§ Work to do:
Repeat, exactly and completely, the entries shown underneath.

◇ ◇ ◇ ◇

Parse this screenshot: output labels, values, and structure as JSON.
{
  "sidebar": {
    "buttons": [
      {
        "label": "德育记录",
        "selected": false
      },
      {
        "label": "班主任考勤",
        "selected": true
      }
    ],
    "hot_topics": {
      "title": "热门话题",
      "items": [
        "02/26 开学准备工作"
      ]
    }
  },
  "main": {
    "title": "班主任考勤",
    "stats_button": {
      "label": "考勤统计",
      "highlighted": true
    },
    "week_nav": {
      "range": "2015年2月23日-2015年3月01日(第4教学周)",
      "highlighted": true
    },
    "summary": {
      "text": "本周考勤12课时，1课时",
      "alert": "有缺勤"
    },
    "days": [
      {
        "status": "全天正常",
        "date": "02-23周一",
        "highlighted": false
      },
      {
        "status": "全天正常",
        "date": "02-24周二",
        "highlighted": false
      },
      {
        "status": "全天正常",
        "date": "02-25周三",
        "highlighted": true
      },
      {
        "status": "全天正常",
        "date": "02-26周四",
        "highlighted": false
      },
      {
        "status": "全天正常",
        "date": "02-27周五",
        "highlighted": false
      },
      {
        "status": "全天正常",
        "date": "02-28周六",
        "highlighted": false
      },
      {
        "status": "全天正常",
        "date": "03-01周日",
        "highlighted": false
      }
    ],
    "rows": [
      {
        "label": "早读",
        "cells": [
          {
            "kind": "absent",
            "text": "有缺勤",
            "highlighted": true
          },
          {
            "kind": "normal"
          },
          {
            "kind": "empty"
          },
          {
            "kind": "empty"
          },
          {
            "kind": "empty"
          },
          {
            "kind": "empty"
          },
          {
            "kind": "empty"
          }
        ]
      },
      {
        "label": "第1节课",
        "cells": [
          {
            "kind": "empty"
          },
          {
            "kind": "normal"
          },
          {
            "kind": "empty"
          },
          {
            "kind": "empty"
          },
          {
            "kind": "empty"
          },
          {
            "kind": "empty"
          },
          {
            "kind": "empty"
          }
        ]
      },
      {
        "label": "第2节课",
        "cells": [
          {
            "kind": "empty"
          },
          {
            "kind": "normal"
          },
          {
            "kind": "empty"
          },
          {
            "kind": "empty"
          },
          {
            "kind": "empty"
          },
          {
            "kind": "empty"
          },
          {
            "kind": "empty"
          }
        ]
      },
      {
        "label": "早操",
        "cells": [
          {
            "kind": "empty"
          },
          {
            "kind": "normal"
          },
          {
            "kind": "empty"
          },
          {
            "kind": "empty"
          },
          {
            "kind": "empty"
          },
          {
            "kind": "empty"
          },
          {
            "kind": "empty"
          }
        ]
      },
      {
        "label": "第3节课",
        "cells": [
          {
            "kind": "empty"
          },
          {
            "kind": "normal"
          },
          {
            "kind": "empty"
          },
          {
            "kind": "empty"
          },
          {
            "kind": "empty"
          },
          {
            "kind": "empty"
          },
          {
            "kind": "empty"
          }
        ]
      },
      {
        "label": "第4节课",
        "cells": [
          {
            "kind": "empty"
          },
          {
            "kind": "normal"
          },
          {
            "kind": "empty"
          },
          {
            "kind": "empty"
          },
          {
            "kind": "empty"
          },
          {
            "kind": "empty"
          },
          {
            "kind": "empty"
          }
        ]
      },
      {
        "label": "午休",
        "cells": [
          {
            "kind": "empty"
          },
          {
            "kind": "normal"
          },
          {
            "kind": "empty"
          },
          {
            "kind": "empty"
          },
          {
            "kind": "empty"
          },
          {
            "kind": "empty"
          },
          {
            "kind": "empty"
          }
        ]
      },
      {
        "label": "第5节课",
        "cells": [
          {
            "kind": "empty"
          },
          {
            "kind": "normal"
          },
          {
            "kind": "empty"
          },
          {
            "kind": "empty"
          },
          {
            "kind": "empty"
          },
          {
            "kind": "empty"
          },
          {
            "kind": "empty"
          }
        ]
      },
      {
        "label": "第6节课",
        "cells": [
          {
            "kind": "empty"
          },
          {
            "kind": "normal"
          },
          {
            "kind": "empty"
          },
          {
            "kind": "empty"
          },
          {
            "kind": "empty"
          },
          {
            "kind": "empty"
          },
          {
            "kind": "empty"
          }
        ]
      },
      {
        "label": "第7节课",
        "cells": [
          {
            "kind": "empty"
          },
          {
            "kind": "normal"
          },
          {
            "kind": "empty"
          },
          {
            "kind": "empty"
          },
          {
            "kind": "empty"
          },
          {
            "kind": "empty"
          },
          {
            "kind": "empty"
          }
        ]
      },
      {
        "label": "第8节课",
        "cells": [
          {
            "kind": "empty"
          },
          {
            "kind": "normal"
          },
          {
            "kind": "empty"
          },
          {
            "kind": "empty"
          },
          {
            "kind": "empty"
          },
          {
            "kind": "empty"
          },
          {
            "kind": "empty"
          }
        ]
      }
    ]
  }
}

◇ ◇ ◇ ◇

§ Solution to the exercise:
Parse this screenshot: output labels, values, and structure as JSON.
{
  "sidebar": {
    "buttons": [
      {
        "label": "德育记录",
        "selected": false
      },
      {
        "label": "班主任考勤",
        "selected": true
      }
    ],
    "hot_topics": {
      "title": "热门话题",
      "items": [
        "02/26 开学准备工作"
      ]
    }
  },
  "main": {
    "title": "班主任考勤",
    "stats_button": {
      "label": "考勤统计",
      "highlighted": true
    },
    "week_nav": {
      "range": "2015年2月23日-2015年3月01日(第4教学周)",
      "highlighted": true
    },
    "summary": {
      "text": "本周考勤12课时，1课时",
      "alert": "有缺勤"
    },
    "days": [
      {
        "status": "全天正常",
        "date": "02-23周一",
        "highlighted": false
      },
      {
        "status": "全天正常",
        "date": "02-24周二",
        "highlighted": false
      },
      {
        "status": "全天正常",
        "date": "02-25周三",
        "highlighted": true
      },
      {
        "status": "全天正常",
        "date": "02-26周四",
        "highlighted": false
      },
      {
        "status": "全天正常",
        "date": "02-27周五",
        "highlighted": false
      },
      {
        "status": "全天正常",
        "date": "02-28周六",
        "highlighted": false
      },
      {
        "status": "全天正常",
        "date": "03-01周日",
        "highlighted": false
      }
    ],
    "rows": [
      {
        "label": "早读",
        "cells": [
          {
            "kind": "absent",
            "text": "有缺勤",
            "highlighted": true
          },
          {
            "kind": "normal"
          },
          {
            "kind": "empty"
          },
          {
            "kind": "empty"
          },
          {
            "kind": "empty"
          },
          {
            "kind": "empty"
          },
          {
            "kind": "empty"
          }
        ]
      },
      {
        "label": "第1节课",
        "cells": [
          {
            "kind": "empty"
          },
          {
            "kind": "normal"
          },
          {
            "kind": "empty"
          },
          {
            "kind": "empty"
          },
          {
            "kind": "empty"
          },
          {
            "kind": "empty"
          },
          {
            "kind": "empty"
          }
        ]
      },
      {
        "label": "第2节课",
        "cells": [
          {
            "kind": "empty"
          },
          {
            "kind": "normal"
          },
          {
            "kind": "empty"
          },
          {
            "kind": "empty"
          },
          {
            "kind": "empty"
          },
          {
            "kind": "empty"
          },
          {
            "kind": "empty"
          }
        ]
      },
      {
        "label": "早操",
        "cells": [
          {
            "kind": "empty"
          },
          {
            "kind": "normal"
          },
          {
            "kind": "empty"
          },
          {
            "kind": "empty"
          },
          {
            "kind": "empty"
          },
          {
            "kind": "empty"
          },
          {
            "kind": "empty"
          }
        ]
      },
      {
        "label": "第3节课",
        "cells": [
          {
            "kind": "empty"
          },
          {
            "kind": "normal"
          },
          {
            "kind": "empty"
          },
          {
            "kind": "empty"
          },
          {
            "kind": "empty"
          },
          {
            "kind": "empty"
          },
          {
            "kind": "empty"
          }
        ]
      },
      {
        "label": "第4节课",
        "cells": [
          {
            "kind": "empty"
          },
          {
            "kind": "normal"
          },
          {
            "kind": "empty"
          },
          {
            "kind": "empty"
          },
          {
            "kind": "empty"
          },
          {
            "kind": "empty"
          },
          {
            "kind": "empty"
          }
        ]
      },
      {
        "label": "午休",
        "cells": [
          {
            "kind": "empty"
          },
          {
            "kind": "normal"
          },
          {
            "kind": "empty"
          },
          {
            "kind": "empty"
          },
          {
            "kind": "empty"
          },
          {
            "kind": "empty"
          },
          {
            "kind": "empty"
          }
        ]
      },
      {
        "label": "第5节课",
        "cells": [
          {
            "kind": "empty"
          },
          {
            "kind": "normal"
          },
          {
            "kind": "empty"
          },
          {
            "kind": "empty"
          },
          {
            "kind": "empty"
          },
          {
            "kind": "empty"
          },
          {
            "kind": "empty"
          }
        ]
      },
      {
        "label": "第6节课",
        "cells": [
          {
            "kind": "empty"
          },
          {
            "kind": "normal"
          },
          {
            "kind": "empty"
          },
          {
            "kind": "empty"
          },
          {
            "kind": "empty"
          },
          {
            "kind": "empty"
          },
          {
            "kind": "empty"
          }
        ]
      },
      {
        "label": "第7节课",
        "cells": [
          {
            "kind": "empty"
          },
          {
            "kind": "normal"
          },
          {
            "kind": "empty"
          },
          {
            "kind": "empty"
          },
          {
            "kind": "empty"
          },
          {
            "kind": "empty"
          },
          {
            "kind": "empty"
          }
        ]
      },
      {
        "label": "第8节课",
        "cells": [
          {
            "kind": "empty"
          },
          {
            "kind": "normal"
          },
          {
            "kind": "empty"
          },
          {
            "kind": "empty"
          },
          {
            "kind": "empty"
          },
          {
            "kind": "empty"
          },
          {
            "kind": "empty"
          }
        ]
      }
    ]
  }
}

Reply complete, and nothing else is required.